EXERCISE TASK: Pick out each line of the records that includes the string "heard", and copy it.

=-=-=

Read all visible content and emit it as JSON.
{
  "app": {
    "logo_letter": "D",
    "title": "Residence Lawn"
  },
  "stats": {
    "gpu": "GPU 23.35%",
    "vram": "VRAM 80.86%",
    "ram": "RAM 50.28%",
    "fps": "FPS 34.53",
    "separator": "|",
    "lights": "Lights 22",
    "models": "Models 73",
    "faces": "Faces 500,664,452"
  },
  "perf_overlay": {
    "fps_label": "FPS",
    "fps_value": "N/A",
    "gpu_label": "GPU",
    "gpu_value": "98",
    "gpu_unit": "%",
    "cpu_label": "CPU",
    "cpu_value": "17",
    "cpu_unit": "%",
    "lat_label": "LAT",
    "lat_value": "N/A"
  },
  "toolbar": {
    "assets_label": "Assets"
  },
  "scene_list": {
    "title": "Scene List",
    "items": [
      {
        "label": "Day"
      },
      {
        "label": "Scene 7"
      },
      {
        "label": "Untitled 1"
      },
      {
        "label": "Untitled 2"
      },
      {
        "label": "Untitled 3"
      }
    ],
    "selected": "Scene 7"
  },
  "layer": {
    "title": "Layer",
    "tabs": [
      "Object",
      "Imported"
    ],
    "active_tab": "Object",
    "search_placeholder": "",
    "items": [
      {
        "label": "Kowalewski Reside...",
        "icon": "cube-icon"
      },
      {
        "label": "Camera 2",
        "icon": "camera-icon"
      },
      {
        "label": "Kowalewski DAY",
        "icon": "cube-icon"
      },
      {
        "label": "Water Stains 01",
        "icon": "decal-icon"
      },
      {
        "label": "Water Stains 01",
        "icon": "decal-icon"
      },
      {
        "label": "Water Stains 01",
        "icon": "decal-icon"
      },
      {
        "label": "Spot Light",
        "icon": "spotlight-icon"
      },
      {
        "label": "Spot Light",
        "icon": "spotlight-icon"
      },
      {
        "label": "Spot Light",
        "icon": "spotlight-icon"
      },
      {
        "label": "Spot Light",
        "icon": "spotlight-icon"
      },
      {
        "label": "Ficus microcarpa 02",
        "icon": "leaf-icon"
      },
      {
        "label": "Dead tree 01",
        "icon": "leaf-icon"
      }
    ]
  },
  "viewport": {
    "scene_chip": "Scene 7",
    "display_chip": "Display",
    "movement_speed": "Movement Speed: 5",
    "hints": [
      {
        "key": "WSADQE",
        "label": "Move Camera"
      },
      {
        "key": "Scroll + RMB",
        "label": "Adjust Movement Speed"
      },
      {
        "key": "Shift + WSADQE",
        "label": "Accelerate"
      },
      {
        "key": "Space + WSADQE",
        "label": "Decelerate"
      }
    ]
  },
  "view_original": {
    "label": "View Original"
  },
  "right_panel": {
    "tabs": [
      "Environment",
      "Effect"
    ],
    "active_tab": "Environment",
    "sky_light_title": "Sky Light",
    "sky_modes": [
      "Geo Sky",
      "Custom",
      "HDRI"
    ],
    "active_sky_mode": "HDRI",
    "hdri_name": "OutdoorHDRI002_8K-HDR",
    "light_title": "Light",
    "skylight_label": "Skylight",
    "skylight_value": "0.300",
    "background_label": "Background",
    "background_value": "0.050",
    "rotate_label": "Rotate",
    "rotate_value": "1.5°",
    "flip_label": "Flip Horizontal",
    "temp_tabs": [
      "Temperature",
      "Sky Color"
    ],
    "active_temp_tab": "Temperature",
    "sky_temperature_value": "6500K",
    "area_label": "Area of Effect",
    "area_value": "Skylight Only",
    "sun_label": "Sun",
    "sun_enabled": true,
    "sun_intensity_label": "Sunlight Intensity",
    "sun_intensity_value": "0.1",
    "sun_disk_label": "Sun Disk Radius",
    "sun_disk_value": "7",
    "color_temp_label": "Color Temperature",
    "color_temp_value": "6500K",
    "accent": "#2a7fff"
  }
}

=-=-=

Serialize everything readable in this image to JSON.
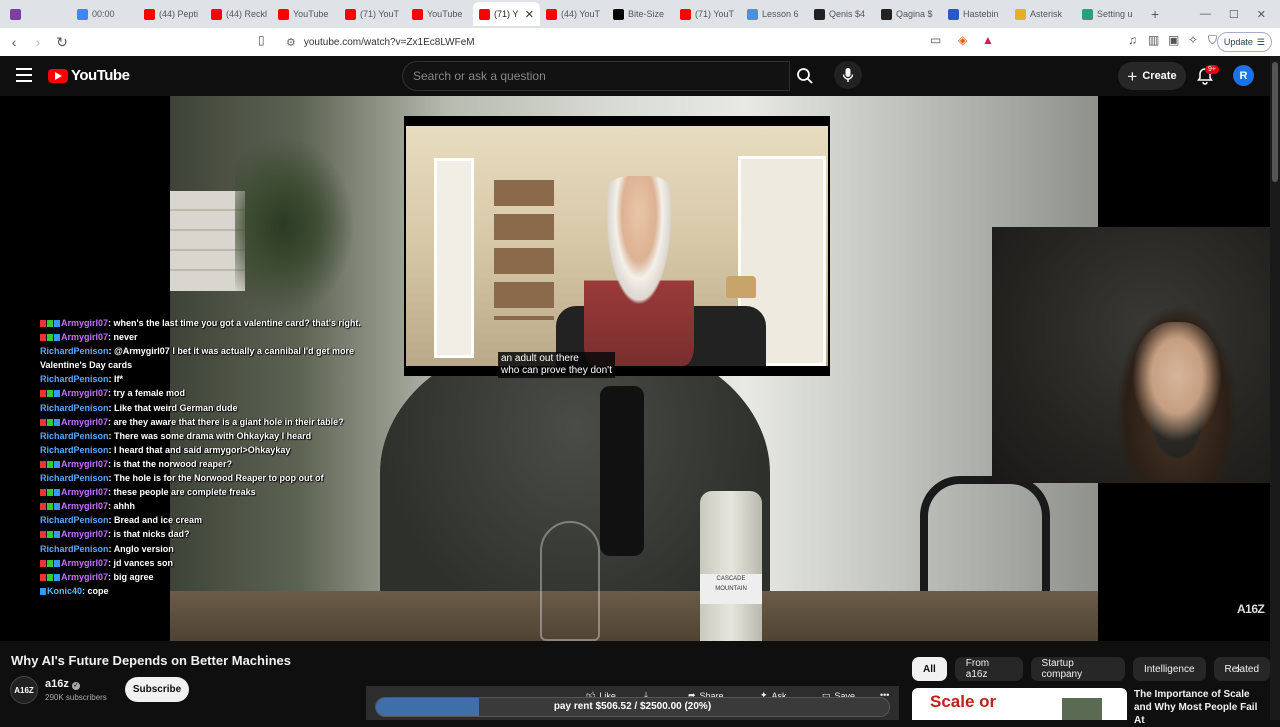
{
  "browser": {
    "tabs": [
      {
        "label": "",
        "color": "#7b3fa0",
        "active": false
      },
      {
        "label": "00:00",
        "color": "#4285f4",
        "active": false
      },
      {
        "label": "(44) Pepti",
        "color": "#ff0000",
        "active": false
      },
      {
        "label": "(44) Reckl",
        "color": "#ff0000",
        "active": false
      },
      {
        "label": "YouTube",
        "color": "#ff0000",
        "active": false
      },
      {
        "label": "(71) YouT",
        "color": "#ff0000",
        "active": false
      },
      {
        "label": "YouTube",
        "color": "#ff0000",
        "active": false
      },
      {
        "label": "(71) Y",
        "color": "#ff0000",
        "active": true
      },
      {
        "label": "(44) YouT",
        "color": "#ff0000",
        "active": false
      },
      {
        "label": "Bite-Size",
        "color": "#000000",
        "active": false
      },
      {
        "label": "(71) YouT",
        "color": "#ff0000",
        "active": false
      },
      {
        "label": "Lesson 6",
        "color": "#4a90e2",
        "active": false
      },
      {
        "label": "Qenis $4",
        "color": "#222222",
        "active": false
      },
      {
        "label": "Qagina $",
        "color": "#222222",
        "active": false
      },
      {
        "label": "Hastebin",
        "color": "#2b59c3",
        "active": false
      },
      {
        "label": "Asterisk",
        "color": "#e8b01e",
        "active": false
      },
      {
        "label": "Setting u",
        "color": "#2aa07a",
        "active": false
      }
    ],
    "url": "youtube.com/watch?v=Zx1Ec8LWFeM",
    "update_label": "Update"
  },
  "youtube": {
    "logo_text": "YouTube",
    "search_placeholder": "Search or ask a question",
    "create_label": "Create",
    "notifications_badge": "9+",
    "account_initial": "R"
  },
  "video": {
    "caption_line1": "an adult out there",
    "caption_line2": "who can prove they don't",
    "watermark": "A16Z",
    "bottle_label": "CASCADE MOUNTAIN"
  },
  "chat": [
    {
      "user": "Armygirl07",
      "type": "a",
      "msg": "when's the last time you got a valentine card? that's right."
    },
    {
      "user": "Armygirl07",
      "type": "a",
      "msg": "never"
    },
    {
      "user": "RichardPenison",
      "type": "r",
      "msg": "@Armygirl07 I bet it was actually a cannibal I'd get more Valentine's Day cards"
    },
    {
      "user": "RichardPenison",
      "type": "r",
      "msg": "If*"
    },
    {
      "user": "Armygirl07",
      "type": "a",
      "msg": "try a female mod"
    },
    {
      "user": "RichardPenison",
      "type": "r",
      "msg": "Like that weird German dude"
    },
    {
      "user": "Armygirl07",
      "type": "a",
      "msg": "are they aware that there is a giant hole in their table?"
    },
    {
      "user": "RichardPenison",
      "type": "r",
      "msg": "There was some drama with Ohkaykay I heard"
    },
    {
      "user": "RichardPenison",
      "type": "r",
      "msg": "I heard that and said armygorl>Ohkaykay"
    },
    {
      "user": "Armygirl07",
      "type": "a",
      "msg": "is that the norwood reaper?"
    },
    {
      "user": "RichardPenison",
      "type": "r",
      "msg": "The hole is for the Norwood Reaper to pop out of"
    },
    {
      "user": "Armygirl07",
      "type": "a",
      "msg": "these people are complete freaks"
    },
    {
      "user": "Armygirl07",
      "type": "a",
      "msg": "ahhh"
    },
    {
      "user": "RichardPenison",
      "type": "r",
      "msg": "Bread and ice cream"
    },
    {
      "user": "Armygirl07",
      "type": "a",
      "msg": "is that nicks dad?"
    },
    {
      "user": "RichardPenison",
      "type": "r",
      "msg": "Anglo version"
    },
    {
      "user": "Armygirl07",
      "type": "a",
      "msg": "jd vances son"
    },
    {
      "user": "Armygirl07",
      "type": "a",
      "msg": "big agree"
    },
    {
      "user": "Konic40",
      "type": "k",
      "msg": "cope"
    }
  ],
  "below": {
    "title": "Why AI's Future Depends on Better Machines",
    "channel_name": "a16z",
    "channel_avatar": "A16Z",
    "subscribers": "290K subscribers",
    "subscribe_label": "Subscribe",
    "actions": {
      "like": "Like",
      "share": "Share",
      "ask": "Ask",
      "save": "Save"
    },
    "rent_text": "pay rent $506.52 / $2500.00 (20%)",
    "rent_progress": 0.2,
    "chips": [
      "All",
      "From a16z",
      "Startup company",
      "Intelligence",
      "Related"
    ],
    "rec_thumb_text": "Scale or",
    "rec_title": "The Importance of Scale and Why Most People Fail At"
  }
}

=-=-=

EXERCISE SOLUTION:
      "msg": "There was some drama with Ohkaykay I heard"
      "msg": "I heard that and said armygorl>Ohkaykay"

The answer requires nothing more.